#### Exercise
In the material below, find each line holding the string "this" and copy it.

Stored data
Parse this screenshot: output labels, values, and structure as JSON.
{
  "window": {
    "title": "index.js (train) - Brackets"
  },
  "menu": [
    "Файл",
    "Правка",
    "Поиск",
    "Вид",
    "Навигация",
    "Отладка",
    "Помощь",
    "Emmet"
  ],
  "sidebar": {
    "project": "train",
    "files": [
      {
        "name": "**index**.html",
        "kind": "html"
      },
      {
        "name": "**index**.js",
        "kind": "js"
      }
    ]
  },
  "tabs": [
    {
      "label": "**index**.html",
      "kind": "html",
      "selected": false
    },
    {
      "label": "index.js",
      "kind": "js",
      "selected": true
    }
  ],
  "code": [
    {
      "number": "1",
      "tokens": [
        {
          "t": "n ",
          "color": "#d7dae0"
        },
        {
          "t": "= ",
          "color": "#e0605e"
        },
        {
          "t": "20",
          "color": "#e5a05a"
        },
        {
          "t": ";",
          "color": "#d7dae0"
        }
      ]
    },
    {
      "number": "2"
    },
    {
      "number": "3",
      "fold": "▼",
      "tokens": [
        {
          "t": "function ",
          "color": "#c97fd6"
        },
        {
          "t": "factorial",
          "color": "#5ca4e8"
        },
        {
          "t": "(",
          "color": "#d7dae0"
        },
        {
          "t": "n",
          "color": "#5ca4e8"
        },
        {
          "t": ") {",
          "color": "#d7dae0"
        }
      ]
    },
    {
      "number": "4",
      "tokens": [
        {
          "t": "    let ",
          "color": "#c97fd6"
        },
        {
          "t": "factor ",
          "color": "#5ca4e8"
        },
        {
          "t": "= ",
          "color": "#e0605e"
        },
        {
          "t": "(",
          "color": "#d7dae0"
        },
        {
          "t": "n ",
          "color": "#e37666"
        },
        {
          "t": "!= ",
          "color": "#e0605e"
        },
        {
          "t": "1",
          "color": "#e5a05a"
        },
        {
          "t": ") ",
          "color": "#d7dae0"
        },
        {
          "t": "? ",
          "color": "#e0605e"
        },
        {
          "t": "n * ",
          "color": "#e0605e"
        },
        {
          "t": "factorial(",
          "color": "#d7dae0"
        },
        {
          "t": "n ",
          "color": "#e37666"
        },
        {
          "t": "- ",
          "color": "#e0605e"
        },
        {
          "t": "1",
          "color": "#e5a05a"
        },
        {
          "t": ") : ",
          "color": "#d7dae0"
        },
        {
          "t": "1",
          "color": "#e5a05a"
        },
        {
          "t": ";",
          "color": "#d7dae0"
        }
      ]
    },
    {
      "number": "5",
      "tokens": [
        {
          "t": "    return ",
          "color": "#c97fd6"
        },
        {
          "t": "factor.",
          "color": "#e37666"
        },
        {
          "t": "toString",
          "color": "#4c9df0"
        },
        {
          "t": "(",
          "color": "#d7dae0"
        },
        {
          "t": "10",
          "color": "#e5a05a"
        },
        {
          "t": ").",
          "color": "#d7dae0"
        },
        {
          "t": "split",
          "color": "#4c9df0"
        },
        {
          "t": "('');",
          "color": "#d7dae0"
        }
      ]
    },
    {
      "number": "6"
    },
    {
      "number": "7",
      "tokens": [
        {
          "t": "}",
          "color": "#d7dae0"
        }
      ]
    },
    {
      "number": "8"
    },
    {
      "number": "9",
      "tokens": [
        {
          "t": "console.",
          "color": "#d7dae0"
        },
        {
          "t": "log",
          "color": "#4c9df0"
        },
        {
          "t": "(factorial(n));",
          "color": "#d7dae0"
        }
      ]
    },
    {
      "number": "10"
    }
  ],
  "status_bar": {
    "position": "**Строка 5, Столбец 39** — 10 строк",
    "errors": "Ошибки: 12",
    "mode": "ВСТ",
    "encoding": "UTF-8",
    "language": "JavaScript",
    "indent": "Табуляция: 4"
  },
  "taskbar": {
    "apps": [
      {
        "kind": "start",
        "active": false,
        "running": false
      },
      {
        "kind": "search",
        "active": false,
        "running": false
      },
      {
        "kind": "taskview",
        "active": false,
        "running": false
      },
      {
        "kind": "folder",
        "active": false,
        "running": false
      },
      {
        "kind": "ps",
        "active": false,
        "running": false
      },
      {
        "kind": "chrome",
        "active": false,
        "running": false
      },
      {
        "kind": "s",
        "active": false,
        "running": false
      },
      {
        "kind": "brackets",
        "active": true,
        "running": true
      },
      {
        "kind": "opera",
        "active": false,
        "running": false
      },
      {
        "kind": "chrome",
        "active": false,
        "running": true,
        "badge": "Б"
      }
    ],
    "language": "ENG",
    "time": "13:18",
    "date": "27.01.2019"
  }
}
--
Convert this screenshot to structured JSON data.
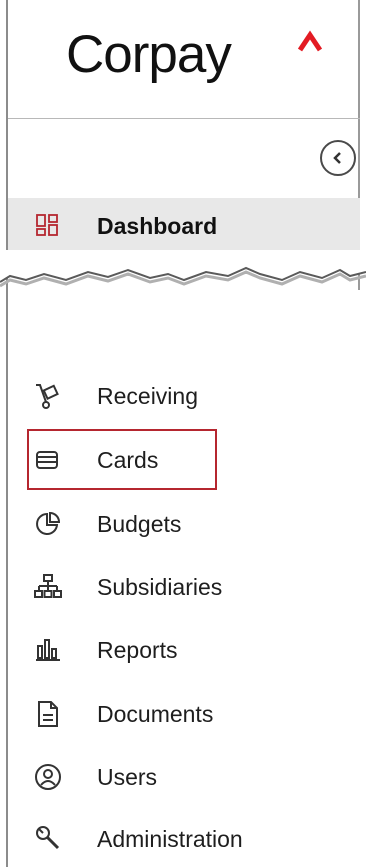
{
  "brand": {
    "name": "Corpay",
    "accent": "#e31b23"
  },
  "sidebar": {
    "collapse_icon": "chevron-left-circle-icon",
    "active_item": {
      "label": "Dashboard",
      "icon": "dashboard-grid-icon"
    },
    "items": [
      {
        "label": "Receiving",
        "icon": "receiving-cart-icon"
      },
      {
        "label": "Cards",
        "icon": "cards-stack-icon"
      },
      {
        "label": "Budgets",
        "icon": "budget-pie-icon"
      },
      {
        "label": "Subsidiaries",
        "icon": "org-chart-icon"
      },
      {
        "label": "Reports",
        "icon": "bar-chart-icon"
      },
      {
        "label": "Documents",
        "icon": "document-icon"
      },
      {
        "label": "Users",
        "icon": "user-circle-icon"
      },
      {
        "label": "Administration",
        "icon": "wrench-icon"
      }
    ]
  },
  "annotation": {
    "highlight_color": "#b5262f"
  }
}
--
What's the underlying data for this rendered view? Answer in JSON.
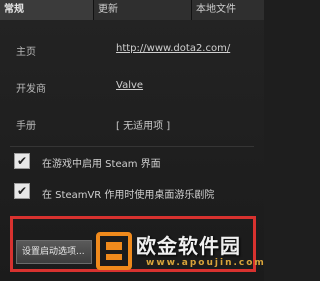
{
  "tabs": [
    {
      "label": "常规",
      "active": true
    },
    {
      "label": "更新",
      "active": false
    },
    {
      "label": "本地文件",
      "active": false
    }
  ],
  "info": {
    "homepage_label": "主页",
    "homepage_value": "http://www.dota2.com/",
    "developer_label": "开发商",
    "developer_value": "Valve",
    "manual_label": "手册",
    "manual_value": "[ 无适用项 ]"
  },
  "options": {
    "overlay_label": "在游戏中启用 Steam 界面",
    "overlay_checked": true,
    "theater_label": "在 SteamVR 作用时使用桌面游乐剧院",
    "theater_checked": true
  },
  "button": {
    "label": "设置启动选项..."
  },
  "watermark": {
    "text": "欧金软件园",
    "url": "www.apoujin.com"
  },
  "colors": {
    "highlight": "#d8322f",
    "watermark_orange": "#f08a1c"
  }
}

#### Result
Parse this screenshot: output labels, values, and structure as JSON.
Convert this screenshot to structured JSON data.
What's the underlying data for this rendered view? Answer in JSON.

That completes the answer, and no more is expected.